Begründung der Nichtzulassungsbeschwerde im sozialgerichtlichen Verfahren; Darlegung der grundsätzlichen Bedeutung einer Rechtsfrage;
Erstattungsanspruch des Grundsicherungsträgers gegen den Rentenversicherungsträger; Ausweitung auch auf die übrigen Mitglieder
der Bedarfsgemeinschaft
Gründe:
I
Die Beteiligten streiten in der Hauptsache über die Erstattung von Leistungen zur Sicherung des Lebensunterhalts nach dem
SGB II, die der Kläger (JobCenter) an die beiden Kinder des Herrn K. (Versicherter) in der Zeit vom 25.7. bis 21.8.2006 erbracht
hat.
Der Versicherte nahm im vorgenannten Zeitraum an einer von der Beklagten bewilligten teilstationären medizinischen Rehabilitationsmaßnahme
mit Anspruch auf Übergangsgeld teil. Während der Dauer der Maßnahme erbrachte der Kläger dem Versicherten und seinen mit ihm
in Bedarfsgemeinschaft lebenden Kindern die bereits zuvor gewährten Leistungen zur Sicherung des Lebensunterhalts nach dem
SGB II in gleicher Höhe weiter.
Den gegenüber der Beklagten geltend gemachten Erstattungsanspruch bezifferte der Kläger auf 933,69 Euro, wobei er die für
den Versicherten und seine Kinder gewährten Regelleistungen, die insgesamt anerkannten Kosten für Unterkunft und Heizung sowie
die für den Versicherten gezahlten Sozialversicherungsbeiträge in Ansatz brachte. Die Beklagte erstattete dem Kläger lediglich
609,22 Euro und ging dabei davon aus, dass ein Erstattungsanspruch nur in Höhe der auf den Versicherten entfallenden Leistungen
bestehe.

----

_AUFGABE 1_
Gib aus den Einträgen die Zeilen wortgetreu wieder: Beginne bei der Zeile mit "like-button[interactable]: ถูกใจ <box>256 159" und höre nach der Zeile mit "commenter-name-blurred[interactable] <box>145 238" auf.

(Einträge mit Koordinatenannotationen)
----

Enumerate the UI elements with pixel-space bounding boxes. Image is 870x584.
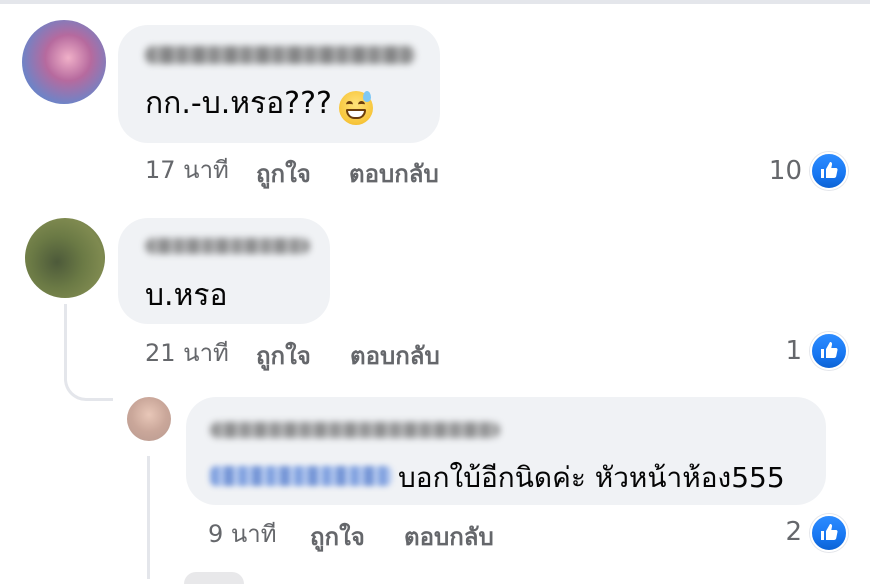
like-button[interactable]: ถูกใจ <box>256 159 311 189</box>
comment-timestamp[interactable]: 17 นาที <box>145 155 229 185</box>
next-comment-avatar-partial <box>184 572 244 584</box>
reply-button[interactable]: ตอบกลับ <box>404 522 494 552</box>
thumbs-up-icon[interactable] <box>810 332 848 370</box>
top-divider <box>0 0 870 4</box>
thumbs-up-icon[interactable] <box>810 152 848 190</box>
reply-button[interactable]: ตอบกลับ <box>349 159 439 189</box>
comment-bubble <box>118 25 440 143</box>
commenter-name-blurred[interactable] <box>145 238 310 254</box>
comment-timestamp[interactable]: 21 นาที <box>145 338 229 368</box>
thumbs-up-icon[interactable] <box>810 514 848 552</box>
mention-tag-blurred[interactable] <box>210 466 392 486</box>
like-button[interactable]: ถูกใจ <box>310 522 365 552</box>
reply-button[interactable]: ตอบกลับ <box>350 341 440 371</box>
reply-thread-line <box>147 456 150 579</box>
avatar[interactable] <box>22 20 106 104</box>
reaction-count[interactable]: 2 <box>740 517 802 547</box>
like-button[interactable]: ถูกใจ <box>256 341 311 371</box>
commenter-name-blurred[interactable] <box>210 422 500 438</box>
avatar[interactable] <box>25 218 105 298</box>
commenter-name-blurred[interactable] <box>145 46 415 64</box>
grinning-sweat-emoji-icon <box>339 91 373 125</box>
avatar[interactable] <box>127 397 171 441</box>
reaction-count[interactable]: 10 <box>740 156 802 186</box>
comment-text: บ.หรอ <box>145 278 228 313</box>
comment-text: กก.-บ.หรอ??? <box>145 86 332 121</box>
comment-timestamp[interactable]: 9 นาที <box>208 519 277 549</box>
reply-thread-line <box>64 304 113 401</box>
comment-text: บอกใบ้อีกนิดค่ะ หัวหน้าห้อง555 <box>398 461 785 494</box>
reaction-count[interactable]: 1 <box>740 336 802 366</box>
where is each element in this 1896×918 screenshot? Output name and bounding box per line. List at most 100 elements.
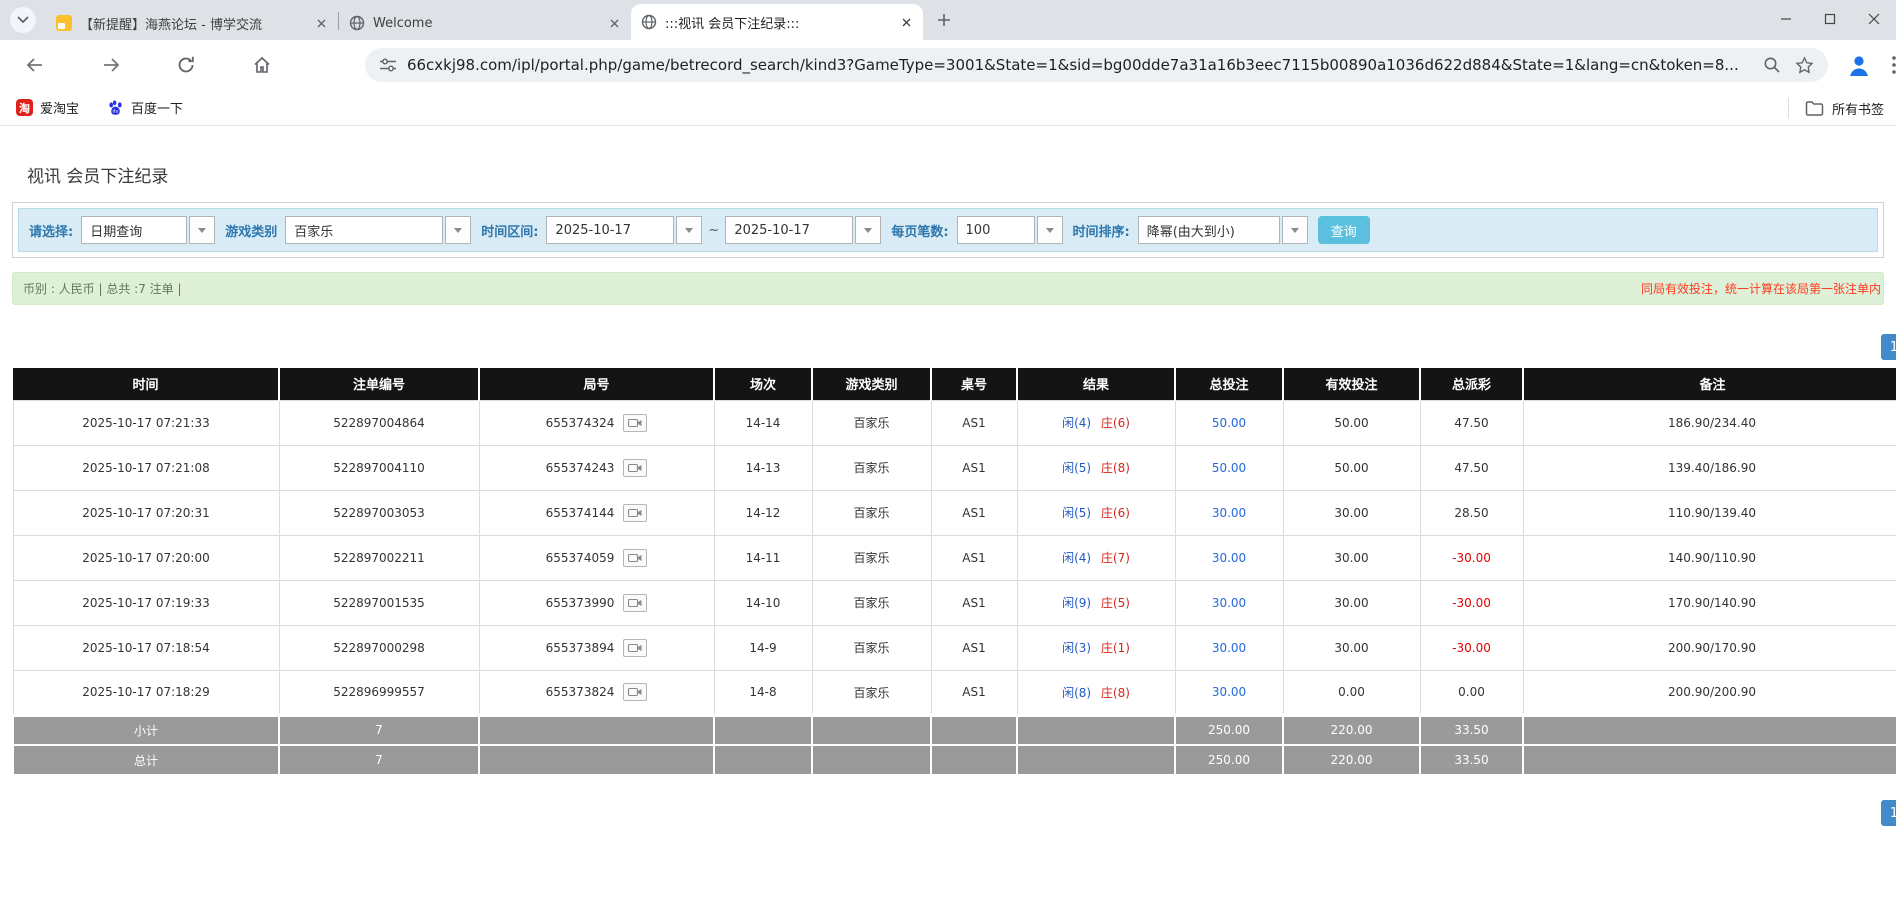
page-title: 视讯 会员下注纪录 [27, 162, 168, 187]
query-mode-select[interactable]: 日期查询 [81, 216, 215, 244]
total-bet-link[interactable]: 30.00 [1212, 685, 1246, 699]
dropdown-arrow-icon[interactable] [189, 216, 215, 244]
col-header-total-bet: 总投注 [1175, 368, 1283, 400]
cell-valid-bet: 30.00 [1283, 580, 1420, 625]
browser-tab-active[interactable]: :::视讯 会员下注纪录::: [631, 4, 923, 40]
cell-session: 14-14 [714, 400, 812, 445]
window-maximize-button[interactable] [1808, 0, 1852, 38]
bet-records-table: 时间 注单编号 局号 场次 游戏类别 桌号 结果 总投注 有效投注 总派彩 备注… [12, 368, 1896, 776]
result-banker: 庄(6) [1101, 506, 1130, 520]
search-button[interactable]: 查询 [1318, 216, 1370, 244]
result-player: 闲(4) [1062, 416, 1091, 430]
total-bet-link[interactable]: 30.00 [1212, 551, 1246, 565]
page-size-value[interactable]: 100 [957, 216, 1035, 244]
tab-search-button[interactable] [10, 7, 36, 33]
bookmark-baidu[interactable]: du 百度一下 [107, 98, 183, 117]
browser-tab-2[interactable]: Welcome [339, 6, 631, 40]
dropdown-arrow-icon[interactable] [1037, 216, 1063, 244]
total-bet-link[interactable]: 50.00 [1212, 461, 1246, 475]
total-bet-link[interactable]: 30.00 [1212, 641, 1246, 655]
date-to-select[interactable]: 2025-10-17 [725, 216, 881, 244]
cell-note: 140.90/110.90 [1523, 535, 1896, 580]
back-button[interactable] [22, 52, 48, 78]
cell-valid-bet: 30.00 [1283, 490, 1420, 535]
all-bookmarks[interactable]: 所有书签 [1788, 90, 1884, 126]
query-mode-value[interactable]: 日期查询 [81, 216, 187, 244]
total-label: 总计 [13, 745, 279, 775]
cell-bet-id: 522897000298 [279, 625, 479, 670]
round-id: 655374144 [546, 506, 615, 520]
folder-icon [1805, 100, 1824, 116]
profile-avatar[interactable] [1846, 52, 1872, 78]
page-size-select[interactable]: 100 [957, 216, 1063, 244]
round-snapshot-icon[interactable] [623, 639, 647, 657]
tab-close-icon[interactable] [897, 13, 915, 31]
dropdown-arrow-icon[interactable] [1282, 216, 1308, 244]
round-snapshot-icon[interactable] [623, 504, 647, 522]
date-from-value[interactable]: 2025-10-17 [546, 216, 674, 244]
table-header-row: 时间 注单编号 局号 场次 游戏类别 桌号 结果 总投注 有效投注 总派彩 备注 [13, 368, 1896, 400]
cell-time: 2025-10-17 07:20:31 [13, 490, 279, 535]
url-text[interactable]: 66cxkj98.com/ipl/portal.php/game/betreco… [407, 56, 1749, 74]
filter-bar: 请选择: 日期查询 游戏类别 百家乐 时间区间: 2025-10-17 ~ 20… [18, 208, 1878, 252]
dropdown-arrow-icon[interactable] [445, 216, 471, 244]
time-sort-select[interactable]: 降幂(由大到小) [1138, 216, 1308, 244]
cell-round: 655373824 [479, 670, 714, 715]
browser-tab-1[interactable]: 【新提醒】海燕论坛 - 博学交流 [46, 6, 338, 40]
refresh-icon [176, 55, 196, 75]
address-bar[interactable]: 66cxkj98.com/ipl/portal.php/game/betreco… [365, 48, 1828, 82]
range-tilde: ~ [708, 223, 719, 238]
game-type-value[interactable]: 百家乐 [285, 216, 443, 244]
dropdown-arrow-icon[interactable] [676, 216, 702, 244]
zoom-page-icon[interactable] [1763, 56, 1781, 74]
tab-close-icon[interactable] [605, 14, 623, 32]
site-settings-tune-icon[interactable] [379, 57, 397, 73]
round-snapshot-icon[interactable] [623, 459, 647, 477]
cell-session: 14-8 [714, 670, 812, 715]
date-from-select[interactable]: 2025-10-17 [546, 216, 702, 244]
date-to-value[interactable]: 2025-10-17 [725, 216, 853, 244]
round-snapshot-icon[interactable] [623, 683, 647, 701]
round-snapshot-icon[interactable] [623, 414, 647, 432]
bookmark-taobao[interactable]: 淘 爱淘宝 [16, 98, 79, 117]
round-snapshot-icon[interactable] [623, 549, 647, 567]
total-payout: 33.50 [1420, 745, 1523, 775]
cell-table: AS1 [931, 400, 1017, 445]
cell-round: 655374324 [479, 400, 714, 445]
cell-time: 2025-10-17 07:20:00 [13, 535, 279, 580]
total-bet-link[interactable]: 30.00 [1212, 506, 1246, 520]
home-button[interactable] [249, 52, 275, 78]
round-id: 655374059 [546, 551, 615, 565]
browser-menu-button[interactable] [1892, 56, 1896, 74]
col-header-valid-bet: 有效投注 [1283, 368, 1420, 400]
browser-toolbar: 66cxkj98.com/ipl/portal.php/game/betreco… [0, 40, 1896, 90]
empty-cell [1523, 745, 1896, 775]
total-bet-link[interactable]: 30.00 [1212, 596, 1246, 610]
window-close-button[interactable] [1852, 0, 1896, 38]
empty-cell [931, 745, 1017, 775]
table-row: 2025-10-17 07:20:31 522897003053 6553741… [13, 490, 1896, 535]
pagination-page-button-bottom[interactable]: 1 [1881, 800, 1896, 826]
pagination-page-button-top[interactable]: 1 [1881, 334, 1896, 360]
forward-button[interactable] [98, 52, 124, 78]
col-header-result: 结果 [1017, 368, 1175, 400]
dropdown-arrow-icon[interactable] [855, 216, 881, 244]
plus-icon [937, 13, 951, 27]
cell-game-type: 百家乐 [812, 580, 931, 625]
round-snapshot-icon[interactable] [623, 594, 647, 612]
cell-valid-bet: 30.00 [1283, 625, 1420, 670]
cell-payout: -30.00 [1420, 580, 1523, 625]
page-size-label: 每页笔数: [891, 221, 948, 240]
game-type-select[interactable]: 百家乐 [285, 216, 471, 244]
time-sort-value[interactable]: 降幂(由大到小) [1138, 216, 1280, 244]
bookmarks-bar: 淘 爱淘宝 du 百度一下 所有书签 [0, 90, 1896, 126]
result-player: 闲(8) [1062, 686, 1091, 700]
window-minimize-button[interactable] [1764, 0, 1808, 38]
tab-close-icon[interactable] [312, 14, 330, 32]
new-tab-button[interactable] [931, 7, 957, 33]
total-bet-link[interactable]: 50.00 [1212, 416, 1246, 430]
refresh-button[interactable] [173, 52, 199, 78]
cell-note: 110.90/139.40 [1523, 490, 1896, 535]
cell-round: 655374243 [479, 445, 714, 490]
bookmark-star-icon[interactable] [1795, 56, 1814, 75]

----

_AUFGABE 2_
Wie hoch war laut Text der Betrag, den die Beklagte dem Kläger tatsächlich erstattete?

_ERWARTETE AUSGABE 1_
like-button[interactable]: ถูกใจ <box>256 159 311 189</box>
comment-timestamp[interactable]: 17 นาที <box>145 155 229 185</box>
next-comment-avatar-partial <box>184 572 244 584</box>
reply-button[interactable]: ตอบกลับ <box>404 522 494 552</box>
thumbs-up-icon[interactable] <box>810 332 848 370</box>
top-divider <box>0 0 870 4</box>
thumbs-up-icon[interactable] <box>810 152 848 190</box>
reply-button[interactable]: ตอบกลับ <box>349 159 439 189</box>
comment-bubble <box>118 25 440 143</box>
commenter-name-blurred[interactable] <box>145 238 310 254</box>

_ERWARTETE AUSGABE 2_
609,22 Euro